Exercise details: Each record below should be repeated precisely as written.
---*---
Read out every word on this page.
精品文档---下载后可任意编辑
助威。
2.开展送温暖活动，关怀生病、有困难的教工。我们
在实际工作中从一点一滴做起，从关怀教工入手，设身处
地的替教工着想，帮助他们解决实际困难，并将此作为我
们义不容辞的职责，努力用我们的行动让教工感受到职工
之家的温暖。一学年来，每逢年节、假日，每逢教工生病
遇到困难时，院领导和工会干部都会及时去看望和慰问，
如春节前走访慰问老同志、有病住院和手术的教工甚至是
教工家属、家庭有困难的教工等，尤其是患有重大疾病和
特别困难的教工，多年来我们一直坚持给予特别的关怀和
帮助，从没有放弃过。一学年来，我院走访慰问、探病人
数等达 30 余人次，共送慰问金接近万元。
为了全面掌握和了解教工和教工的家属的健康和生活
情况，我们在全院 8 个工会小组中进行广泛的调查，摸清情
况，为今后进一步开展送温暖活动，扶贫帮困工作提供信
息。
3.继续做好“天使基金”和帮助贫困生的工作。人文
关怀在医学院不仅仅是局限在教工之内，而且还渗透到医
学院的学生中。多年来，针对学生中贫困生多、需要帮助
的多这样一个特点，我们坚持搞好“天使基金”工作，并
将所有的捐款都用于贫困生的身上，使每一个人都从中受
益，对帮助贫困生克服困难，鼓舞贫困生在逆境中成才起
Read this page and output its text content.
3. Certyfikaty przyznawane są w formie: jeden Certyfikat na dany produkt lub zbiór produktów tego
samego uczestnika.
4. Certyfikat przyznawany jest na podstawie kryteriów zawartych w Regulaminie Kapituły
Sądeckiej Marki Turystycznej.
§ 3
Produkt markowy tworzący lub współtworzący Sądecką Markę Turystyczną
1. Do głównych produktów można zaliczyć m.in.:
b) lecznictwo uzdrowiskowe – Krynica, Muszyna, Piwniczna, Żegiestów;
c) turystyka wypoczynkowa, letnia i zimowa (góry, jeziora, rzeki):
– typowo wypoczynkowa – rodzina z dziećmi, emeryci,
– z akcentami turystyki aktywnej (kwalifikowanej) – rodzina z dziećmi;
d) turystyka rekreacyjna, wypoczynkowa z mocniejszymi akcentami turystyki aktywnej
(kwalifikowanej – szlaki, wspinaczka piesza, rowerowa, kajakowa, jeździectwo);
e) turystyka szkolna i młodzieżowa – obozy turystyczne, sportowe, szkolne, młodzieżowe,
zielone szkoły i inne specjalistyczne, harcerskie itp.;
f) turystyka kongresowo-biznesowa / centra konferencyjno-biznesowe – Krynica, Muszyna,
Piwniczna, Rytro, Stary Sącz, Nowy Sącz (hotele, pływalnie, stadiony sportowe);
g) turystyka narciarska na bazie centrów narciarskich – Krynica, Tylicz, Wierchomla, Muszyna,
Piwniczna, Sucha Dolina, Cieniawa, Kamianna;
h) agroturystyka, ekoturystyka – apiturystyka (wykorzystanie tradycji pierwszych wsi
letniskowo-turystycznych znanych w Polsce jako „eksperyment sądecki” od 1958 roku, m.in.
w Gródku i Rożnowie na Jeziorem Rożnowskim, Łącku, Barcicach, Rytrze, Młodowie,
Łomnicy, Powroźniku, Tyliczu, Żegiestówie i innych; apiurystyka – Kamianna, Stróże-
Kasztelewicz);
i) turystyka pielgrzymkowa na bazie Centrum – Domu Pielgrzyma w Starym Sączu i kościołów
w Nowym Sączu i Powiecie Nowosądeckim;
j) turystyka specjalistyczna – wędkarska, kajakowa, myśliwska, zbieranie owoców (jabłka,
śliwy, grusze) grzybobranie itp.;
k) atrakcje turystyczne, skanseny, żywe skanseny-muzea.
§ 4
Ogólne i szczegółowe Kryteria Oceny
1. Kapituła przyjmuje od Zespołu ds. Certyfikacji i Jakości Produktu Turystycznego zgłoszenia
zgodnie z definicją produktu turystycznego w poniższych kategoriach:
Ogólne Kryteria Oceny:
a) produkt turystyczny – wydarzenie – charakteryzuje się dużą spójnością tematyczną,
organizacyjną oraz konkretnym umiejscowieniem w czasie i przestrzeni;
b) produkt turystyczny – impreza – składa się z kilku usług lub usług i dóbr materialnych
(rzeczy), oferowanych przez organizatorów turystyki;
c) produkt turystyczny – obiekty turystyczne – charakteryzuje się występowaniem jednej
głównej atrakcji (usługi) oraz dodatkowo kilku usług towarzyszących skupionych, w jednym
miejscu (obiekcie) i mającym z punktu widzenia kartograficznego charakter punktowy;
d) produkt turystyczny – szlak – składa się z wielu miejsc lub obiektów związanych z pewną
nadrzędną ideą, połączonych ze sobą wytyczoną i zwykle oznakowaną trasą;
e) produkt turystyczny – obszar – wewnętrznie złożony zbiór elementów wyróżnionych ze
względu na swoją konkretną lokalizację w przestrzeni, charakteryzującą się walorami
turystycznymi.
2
---*---
Result for this task:
Read out every word on this page.
精品文档---下载后可任意编辑
助威。
2.开展送温暖活动，关怀生病、有困难的教工。我们
在实际工作中从一点一滴做起，从关怀教工入手，设身处
地的替教工着想，帮助他们解决实际困难，并将此作为我
们义不容辞的职责，努力用我们的行动让教工感受到职工
之家的温暖。一学年来，每逢年节、假日，每逢教工生病
遇到困难时，院领导和工会干部都会及时去看望和慰问，
如春节前走访慰问老同志、有病住院和手术的教工甚至是
教工家属、家庭有困难的教工等，尤其是患有重大疾病和
特别困难的教工，多年来我们一直坚持给予特别的关怀和
帮助，从没有放弃过。一学年来，我院走访慰问、探病人
数等达 30 余人次，共送慰问金接近万元。
为了全面掌握和了解教工和教工的家属的健康和生活
情况，我们在全院 8 个工会小组中进行广泛的调查，摸清情
况，为今后进一步开展送温暖活动，扶贫帮困工作提供信
息。
3.继续做好“天使基金”和帮助贫困生的工作。人文
关怀在医学院不仅仅是局限在教工之内，而且还渗透到医
学院的学生中。多年来，针对学生中贫困生多、需要帮助
的多这样一个特点，我们坚持搞好“天使基金”工作，并
将所有的捐款都用于贫困生的身上，使每一个人都从中受
益，对帮助贫困生克服困难，鼓舞贫困生在逆境中成才起
Read this page and output its text content.
3. Certyfikaty przyznawane są w formie: jeden Certyfikat na dany produkt lub zbiór produktów tego
samego uczestnika.
4. Certyfikat przyznawany jest na podstawie kryteriów zawartych w Regulaminie Kapituły
Sądeckiej Marki Turystycznej.
§ 3
Produkt markowy tworzący lub współtworzący Sądecką Markę Turystyczną
1. Do głównych produktów można zaliczyć m.in.:
b) lecznictwo uzdrowiskowe – Krynica, Muszyna, Piwniczna, Żegiestów;
c) turystyka wypoczynkowa, letnia i zimowa (góry, jeziora, rzeki):
– typowo wypoczynkowa – rodzina z dziećmi, emeryci,
– z akcentami turystyki aktywnej (kwalifikowanej) – rodzina z dziećmi;
d) turystyka rekreacyjna, wypoczynkowa z mocniejszymi akcentami turystyki aktywnej
(kwalifikowanej – szlaki, wspinaczka piesza, rowerowa, kajakowa, jeździectwo);
e) turystyka szkolna i młodzieżowa – obozy turystyczne, sportowe, szkolne, młodzieżowe,
zielone szkoły i inne specjalistyczne, harcerskie itp.;
f) turystyka kongresowo-biznesowa / centra konferencyjno-biznesowe – Krynica, Muszyna,
Piwniczna, Rytro, Stary Sącz, Nowy Sącz (hotele, pływalnie, stadiony sportowe);
g) turystyka narciarska na bazie centrów narciarskich – Krynica, Tylicz, Wierchomla, Muszyna,
Piwniczna, Sucha Dolina, Cieniawa, Kamianna;
h) agroturystyka, ekoturystyka – apiturystyka (wykorzystanie tradycji pierwszych wsi
letniskowo-turystycznych znanych w Polsce jako „eksperyment sądecki” od 1958 roku, m.in.
w Gródku i Rożnowie na Jeziorem Rożnowskim, Łącku, Barcicach, Rytrze, Młodowie,
Łomnicy, Powroźniku, Tyliczu, Żegiestówie i innych; apiurystyka – Kamianna, Stróże-
Kasztelewicz);
i) turystyka pielgrzymkowa na bazie Centrum – Domu Pielgrzyma w Starym Sączu i kościołów
w Nowym Sączu i Powiecie Nowosądeckim;
j) turystyka specjalistyczna – wędkarska, kajakowa, myśliwska, zbieranie owoców (jabłka,
śliwy, grusze) grzybobranie itp.;
k) atrakcje turystyczne, skanseny, żywe skanseny-muzea.
§ 4
Ogólne i szczegółowe Kryteria Oceny
1. Kapituła przyjmuje od Zespołu ds. Certyfikacji i Jakości Produktu Turystycznego zgłoszenia
zgodnie z definicją produktu turystycznego w poniższych kategoriach:
Ogólne Kryteria Oceny:
a) produkt turystyczny – wydarzenie – charakteryzuje się dużą spójnością tematyczną,
organizacyjną oraz konkretnym umiejscowieniem w czasie i przestrzeni;
b) produkt turystyczny – impreza – składa się z kilku usług lub usług i dóbr materialnych
(rzeczy), oferowanych przez organizatorów turystyki;
c) produkt turystyczny – obiekty turystyczne – charakteryzuje się występowaniem jednej
głównej atrakcji (usługi) oraz dodatkowo kilku usług towarzyszących skupionych, w jednym
miejscu (obiekcie) i mającym z punktu widzenia kartograficznego charakter punktowy;
d) produkt turystyczny – szlak – składa się z wielu miejsc lub obiektów związanych z pewną
nadrzędną ideą, połączonych ze sobą wytyczoną i zwykle oznakowaną trasą;
e) produkt turystyczny – obszar – wewnętrznie złożony zbiór elementów wyróżnionych ze
względu na swoją konkretną lokalizację w przestrzeni, charakteryzującą się walorami
turystycznymi.
2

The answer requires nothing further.